# start of Data supplied

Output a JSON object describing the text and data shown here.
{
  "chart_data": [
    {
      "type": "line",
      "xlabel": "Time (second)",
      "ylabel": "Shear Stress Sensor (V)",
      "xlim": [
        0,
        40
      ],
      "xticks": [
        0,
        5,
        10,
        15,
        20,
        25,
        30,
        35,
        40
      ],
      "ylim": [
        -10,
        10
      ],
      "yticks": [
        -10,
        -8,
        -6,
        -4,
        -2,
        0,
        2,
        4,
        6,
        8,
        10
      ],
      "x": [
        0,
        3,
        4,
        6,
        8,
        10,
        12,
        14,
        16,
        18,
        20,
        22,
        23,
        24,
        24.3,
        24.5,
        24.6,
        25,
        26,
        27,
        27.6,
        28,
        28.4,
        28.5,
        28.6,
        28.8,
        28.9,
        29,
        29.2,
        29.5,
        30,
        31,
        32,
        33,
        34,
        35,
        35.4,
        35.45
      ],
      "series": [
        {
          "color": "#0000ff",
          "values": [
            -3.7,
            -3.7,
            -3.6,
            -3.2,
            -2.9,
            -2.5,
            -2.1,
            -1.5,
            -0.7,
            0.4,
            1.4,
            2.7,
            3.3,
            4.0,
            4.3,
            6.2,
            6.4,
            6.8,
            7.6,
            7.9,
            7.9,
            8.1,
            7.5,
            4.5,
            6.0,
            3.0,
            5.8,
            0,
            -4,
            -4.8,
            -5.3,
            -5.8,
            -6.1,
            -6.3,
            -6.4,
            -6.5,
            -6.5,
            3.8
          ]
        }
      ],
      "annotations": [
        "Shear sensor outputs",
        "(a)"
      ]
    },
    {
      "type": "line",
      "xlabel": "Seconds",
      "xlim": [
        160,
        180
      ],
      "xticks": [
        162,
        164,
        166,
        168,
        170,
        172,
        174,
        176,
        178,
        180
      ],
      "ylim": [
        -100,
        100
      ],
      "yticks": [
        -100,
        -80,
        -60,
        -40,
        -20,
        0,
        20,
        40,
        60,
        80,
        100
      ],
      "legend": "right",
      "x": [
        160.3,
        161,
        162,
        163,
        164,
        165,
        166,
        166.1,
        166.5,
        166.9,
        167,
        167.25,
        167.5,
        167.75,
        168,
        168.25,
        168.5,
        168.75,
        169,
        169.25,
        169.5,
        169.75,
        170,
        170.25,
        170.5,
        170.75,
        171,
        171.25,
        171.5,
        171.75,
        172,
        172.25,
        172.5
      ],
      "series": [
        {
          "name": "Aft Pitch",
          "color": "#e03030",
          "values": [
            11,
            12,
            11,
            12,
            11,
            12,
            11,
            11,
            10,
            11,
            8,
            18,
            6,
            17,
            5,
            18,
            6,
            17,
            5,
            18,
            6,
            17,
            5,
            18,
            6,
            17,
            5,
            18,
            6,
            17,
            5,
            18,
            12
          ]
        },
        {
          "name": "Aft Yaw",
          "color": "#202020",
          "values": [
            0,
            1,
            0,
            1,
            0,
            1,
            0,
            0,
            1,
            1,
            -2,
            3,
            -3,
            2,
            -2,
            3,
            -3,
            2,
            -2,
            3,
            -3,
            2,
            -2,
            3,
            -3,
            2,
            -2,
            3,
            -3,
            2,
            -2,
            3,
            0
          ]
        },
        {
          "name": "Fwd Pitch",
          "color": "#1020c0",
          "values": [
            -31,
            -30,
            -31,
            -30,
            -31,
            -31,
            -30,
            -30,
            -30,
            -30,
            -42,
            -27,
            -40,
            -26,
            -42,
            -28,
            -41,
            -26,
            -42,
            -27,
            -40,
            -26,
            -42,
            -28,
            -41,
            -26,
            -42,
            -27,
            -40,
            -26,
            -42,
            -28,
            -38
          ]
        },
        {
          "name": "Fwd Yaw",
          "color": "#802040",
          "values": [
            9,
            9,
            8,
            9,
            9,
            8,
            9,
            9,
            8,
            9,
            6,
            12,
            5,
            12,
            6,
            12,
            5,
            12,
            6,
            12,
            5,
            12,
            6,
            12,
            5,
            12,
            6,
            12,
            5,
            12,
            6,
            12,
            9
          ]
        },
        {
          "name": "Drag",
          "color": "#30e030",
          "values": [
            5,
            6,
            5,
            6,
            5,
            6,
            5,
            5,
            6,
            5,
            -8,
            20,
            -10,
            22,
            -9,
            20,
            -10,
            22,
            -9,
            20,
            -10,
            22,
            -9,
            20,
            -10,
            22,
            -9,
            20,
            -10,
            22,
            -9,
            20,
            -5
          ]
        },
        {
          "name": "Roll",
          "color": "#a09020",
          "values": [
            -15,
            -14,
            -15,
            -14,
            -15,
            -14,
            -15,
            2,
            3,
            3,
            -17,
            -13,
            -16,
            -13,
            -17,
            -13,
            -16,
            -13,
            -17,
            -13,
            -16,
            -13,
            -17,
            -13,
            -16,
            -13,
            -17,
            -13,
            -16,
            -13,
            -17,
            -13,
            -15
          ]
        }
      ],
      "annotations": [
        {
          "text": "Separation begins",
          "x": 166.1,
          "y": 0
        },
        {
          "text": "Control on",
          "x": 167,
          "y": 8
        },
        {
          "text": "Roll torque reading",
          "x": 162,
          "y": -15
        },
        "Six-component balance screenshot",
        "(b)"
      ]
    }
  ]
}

# end of Data supplied

▶ Task details
Print out every record again, exactly and in full.

▶ Solution to this problem
Output a JSON object describing the text and data shown here.
{
  "chart_data": [
    {
      "type": "line",
      "xlabel": "Time (second)",
      "ylabel": "Shear Stress Sensor (V)",
      "xlim": [
        0,
        40
      ],
      "xticks": [
        0,
        5,
        10,
        15,
        20,
        25,
        30,
        35,
        40
      ],
      "ylim": [
        -10,
        10
      ],
      "yticks": [
        -10,
        -8,
        -6,
        -4,
        -2,
        0,
        2,
        4,
        6,
        8,
        10
      ],
      "x": [
        0,
        3,
        4,
        6,
        8,
        10,
        12,
        14,
        16,
        18,
        20,
        22,
        23,
        24,
        24.3,
        24.5,
        24.6,
        25,
        26,
        27,
        27.6,
        28,
        28.4,
        28.5,
        28.6,
        28.8,
        28.9,
        29,
        29.2,
        29.5,
        30,
        31,
        32,
        33,
        34,
        35,
        35.4,
        35.45
      ],
      "series": [
        {
          "color": "#0000ff",
          "values": [
            -3.7,
            -3.7,
            -3.6,
            -3.2,
            -2.9,
            -2.5,
            -2.1,
            -1.5,
            -0.7,
            0.4,
            1.4,
            2.7,
            3.3,
            4.0,
            4.3,
            6.2,
            6.4,
            6.8,
            7.6,
            7.9,
            7.9,
            8.1,
            7.5,
            4.5,
            6.0,
            3.0,
            5.8,
            0,
            -4,
            -4.8,
            -5.3,
            -5.8,
            -6.1,
            -6.3,
            -6.4,
            -6.5,
            -6.5,
            3.8
          ]
        }
      ],
      "annotations": [
        "Shear sensor outputs",
        "(a)"
      ]
    },
    {
      "type": "line",
      "xlabel": "Seconds",
      "xlim": [
        160,
        180
      ],
      "xticks": [
        162,
        164,
        166,
        168,
        170,
        172,
        174,
        176,
        178,
        180
      ],
      "ylim": [
        -100,
        100
      ],
      "yticks": [
        -100,
        -80,
        -60,
        -40,
        -20,
        0,
        20,
        40,
        60,
        80,
        100
      ],
      "legend": "right",
      "x": [
        160.3,
        161,
        162,
        163,
        164,
        165,
        166,
        166.1,
        166.5,
        166.9,
        167,
        167.25,
        167.5,
        167.75,
        168,
        168.25,
        168.5,
        168.75,
        169,
        169.25,
        169.5,
        169.75,
        170,
        170.25,
        170.5,
        170.75,
        171,
        171.25,
        171.5,
        171.75,
        172,
        172.25,
        172.5
      ],
      "series": [
        {
          "name": "Aft Pitch",
          "color": "#e03030",
          "values": [
            11,
            12,
            11,
            12,
            11,
            12,
            11,
            11,
            10,
            11,
            8,
            18,
            6,
            17,
            5,
            18,
            6,
            17,
            5,
            18,
            6,
            17,
            5,
            18,
            6,
            17,
            5,
            18,
            6,
            17,
            5,
            18,
            12
          ]
        },
        {
          "name": "Aft Yaw",
          "color": "#202020",
          "values": [
            0,
            1,
            0,
            1,
            0,
            1,
            0,
            0,
            1,
            1,
            -2,
            3,
            -3,
            2,
            -2,
            3,
            -3,
            2,
            -2,
            3,
            -3,
            2,
            -2,
            3,
            -3,
            2,
            -2,
            3,
            -3,
            2,
            -2,
            3,
            0
          ]
        },
        {
          "name": "Fwd Pitch",
          "color": "#1020c0",
          "values": [
            -31,
            -30,
            -31,
            -30,
            -31,
            -31,
            -30,
            -30,
            -30,
            -30,
            -42,
            -27,
            -40,
            -26,
            -42,
            -28,
            -41,
            -26,
            -42,
            -27,
            -40,
            -26,
            -42,
            -28,
            -41,
            -26,
            -42,
            -27,
            -40,
            -26,
            -42,
            -28,
            -38
          ]
        },
        {
          "name": "Fwd Yaw",
          "color": "#802040",
          "values": [
            9,
            9,
            8,
            9,
            9,
            8,
            9,
            9,
            8,
            9,
            6,
            12,
            5,
            12,
            6,
            12,
            5,
            12,
            6,
            12,
            5,
            12,
            6,
            12,
            5,
            12,
            6,
            12,
            5,
            12,
            6,
            12,
            9
          ]
        },
        {
          "name": "Drag",
          "color": "#30e030",
          "values": [
            5,
            6,
            5,
            6,
            5,
            6,
            5,
            5,
            6,
            5,
            -8,
            20,
            -10,
            22,
            -9,
            20,
            -10,
            22,
            -9,
            20,
            -10,
            22,
            -9,
            20,
            -10,
            22,
            -9,
            20,
            -10,
            22,
            -9,
            20,
            -5
          ]
        },
        {
          "name": "Roll",
          "color": "#a09020",
          "values": [
            -15,
            -14,
            -15,
            -14,
            -15,
            -14,
            -15,
            2,
            3,
            3,
            -17,
            -13,
            -16,
            -13,
            -17,
            -13,
            -16,
            -13,
            -17,
            -13,
            -16,
            -13,
            -17,
            -13,
            -16,
            -13,
            -17,
            -13,
            -16,
            -13,
            -17,
            -13,
            -15
          ]
        }
      ],
      "annotations": [
        {
          "text": "Separation begins",
          "x": 166.1,
          "y": 0
        },
        {
          "text": "Control on",
          "x": 167,
          "y": 8
        },
        {
          "text": "Roll torque reading",
          "x": 162,
          "y": -15
        },
        "Six-component balance screenshot",
        "(b)"
      ]
    }
  ]
}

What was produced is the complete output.